Records shown
* * * * *

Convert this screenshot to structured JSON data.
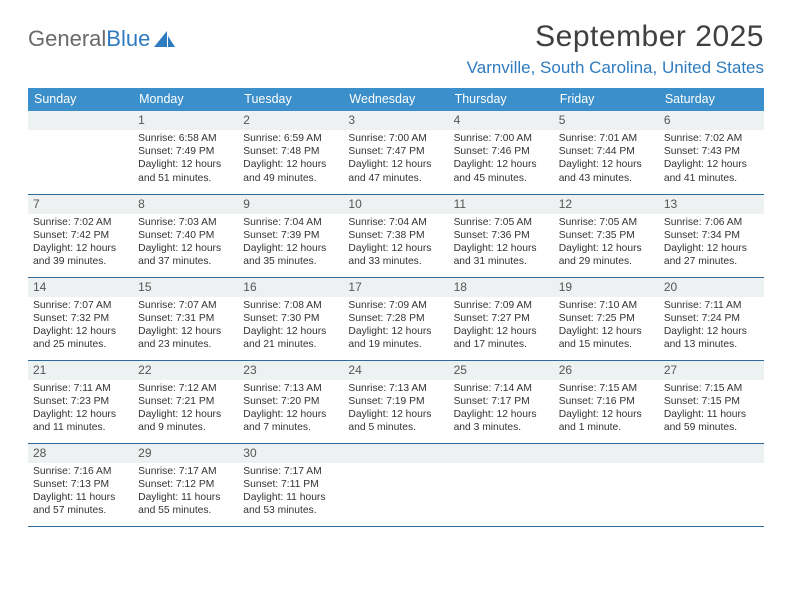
{
  "brand": {
    "word1": "General",
    "word2": "Blue"
  },
  "title": "September 2025",
  "location": "Varnville, South Carolina, United States",
  "colors": {
    "header_bg": "#3b8fca",
    "header_text": "#ffffff",
    "row_border": "#2f6a9e",
    "daynum_bg": "#eef1f2",
    "brand_gray": "#6a6a6a",
    "brand_blue": "#2f7bbf",
    "text": "#333333",
    "page_bg": "#ffffff"
  },
  "typography": {
    "month_title_size": 30,
    "location_size": 17,
    "weekday_size": 12.5,
    "daynum_size": 12,
    "body_size": 10.3
  },
  "weekdays": [
    "Sunday",
    "Monday",
    "Tuesday",
    "Wednesday",
    "Thursday",
    "Friday",
    "Saturday"
  ],
  "weeks": [
    [
      null,
      {
        "n": "1",
        "sr": "6:58 AM",
        "ss": "7:49 PM",
        "dl": "12 hours and 51 minutes."
      },
      {
        "n": "2",
        "sr": "6:59 AM",
        "ss": "7:48 PM",
        "dl": "12 hours and 49 minutes."
      },
      {
        "n": "3",
        "sr": "7:00 AM",
        "ss": "7:47 PM",
        "dl": "12 hours and 47 minutes."
      },
      {
        "n": "4",
        "sr": "7:00 AM",
        "ss": "7:46 PM",
        "dl": "12 hours and 45 minutes."
      },
      {
        "n": "5",
        "sr": "7:01 AM",
        "ss": "7:44 PM",
        "dl": "12 hours and 43 minutes."
      },
      {
        "n": "6",
        "sr": "7:02 AM",
        "ss": "7:43 PM",
        "dl": "12 hours and 41 minutes."
      }
    ],
    [
      {
        "n": "7",
        "sr": "7:02 AM",
        "ss": "7:42 PM",
        "dl": "12 hours and 39 minutes."
      },
      {
        "n": "8",
        "sr": "7:03 AM",
        "ss": "7:40 PM",
        "dl": "12 hours and 37 minutes."
      },
      {
        "n": "9",
        "sr": "7:04 AM",
        "ss": "7:39 PM",
        "dl": "12 hours and 35 minutes."
      },
      {
        "n": "10",
        "sr": "7:04 AM",
        "ss": "7:38 PM",
        "dl": "12 hours and 33 minutes."
      },
      {
        "n": "11",
        "sr": "7:05 AM",
        "ss": "7:36 PM",
        "dl": "12 hours and 31 minutes."
      },
      {
        "n": "12",
        "sr": "7:05 AM",
        "ss": "7:35 PM",
        "dl": "12 hours and 29 minutes."
      },
      {
        "n": "13",
        "sr": "7:06 AM",
        "ss": "7:34 PM",
        "dl": "12 hours and 27 minutes."
      }
    ],
    [
      {
        "n": "14",
        "sr": "7:07 AM",
        "ss": "7:32 PM",
        "dl": "12 hours and 25 minutes."
      },
      {
        "n": "15",
        "sr": "7:07 AM",
        "ss": "7:31 PM",
        "dl": "12 hours and 23 minutes."
      },
      {
        "n": "16",
        "sr": "7:08 AM",
        "ss": "7:30 PM",
        "dl": "12 hours and 21 minutes."
      },
      {
        "n": "17",
        "sr": "7:09 AM",
        "ss": "7:28 PM",
        "dl": "12 hours and 19 minutes."
      },
      {
        "n": "18",
        "sr": "7:09 AM",
        "ss": "7:27 PM",
        "dl": "12 hours and 17 minutes."
      },
      {
        "n": "19",
        "sr": "7:10 AM",
        "ss": "7:25 PM",
        "dl": "12 hours and 15 minutes."
      },
      {
        "n": "20",
        "sr": "7:11 AM",
        "ss": "7:24 PM",
        "dl": "12 hours and 13 minutes."
      }
    ],
    [
      {
        "n": "21",
        "sr": "7:11 AM",
        "ss": "7:23 PM",
        "dl": "12 hours and 11 minutes."
      },
      {
        "n": "22",
        "sr": "7:12 AM",
        "ss": "7:21 PM",
        "dl": "12 hours and 9 minutes."
      },
      {
        "n": "23",
        "sr": "7:13 AM",
        "ss": "7:20 PM",
        "dl": "12 hours and 7 minutes."
      },
      {
        "n": "24",
        "sr": "7:13 AM",
        "ss": "7:19 PM",
        "dl": "12 hours and 5 minutes."
      },
      {
        "n": "25",
        "sr": "7:14 AM",
        "ss": "7:17 PM",
        "dl": "12 hours and 3 minutes."
      },
      {
        "n": "26",
        "sr": "7:15 AM",
        "ss": "7:16 PM",
        "dl": "12 hours and 1 minute."
      },
      {
        "n": "27",
        "sr": "7:15 AM",
        "ss": "7:15 PM",
        "dl": "11 hours and 59 minutes."
      }
    ],
    [
      {
        "n": "28",
        "sr": "7:16 AM",
        "ss": "7:13 PM",
        "dl": "11 hours and 57 minutes."
      },
      {
        "n": "29",
        "sr": "7:17 AM",
        "ss": "7:12 PM",
        "dl": "11 hours and 55 minutes."
      },
      {
        "n": "30",
        "sr": "7:17 AM",
        "ss": "7:11 PM",
        "dl": "11 hours and 53 minutes."
      },
      null,
      null,
      null,
      null
    ]
  ],
  "labels": {
    "sunrise": "Sunrise:",
    "sunset": "Sunset:",
    "daylight": "Daylight:"
  }
}
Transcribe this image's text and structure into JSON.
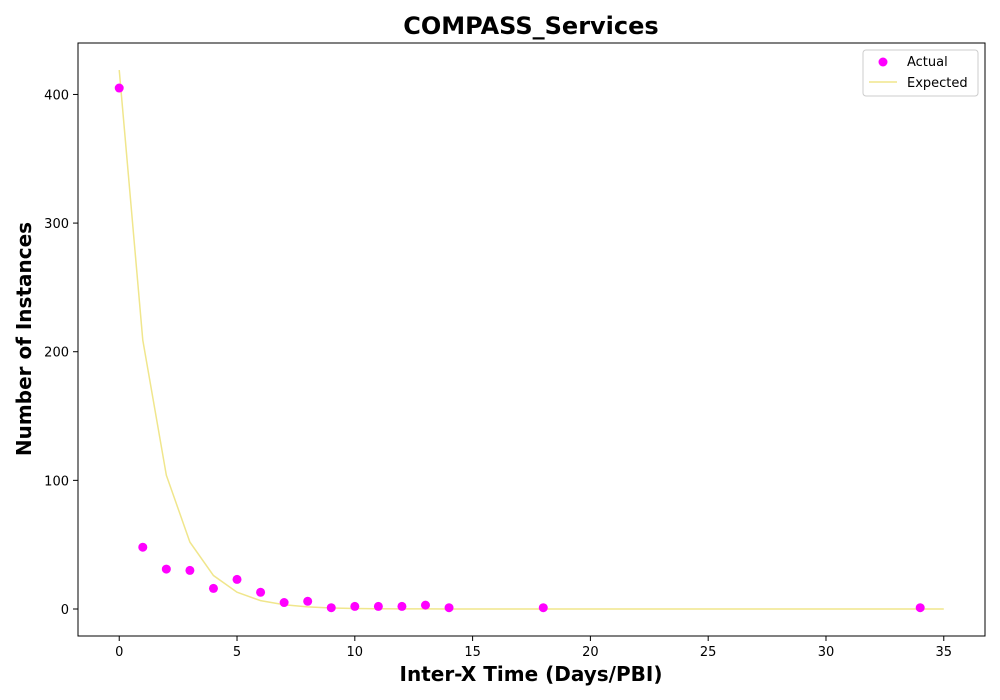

* * * * *

Exercise
Looking at the listing above, count the lines that contain "JSON" and give nothing but the number.

Answer to this task
2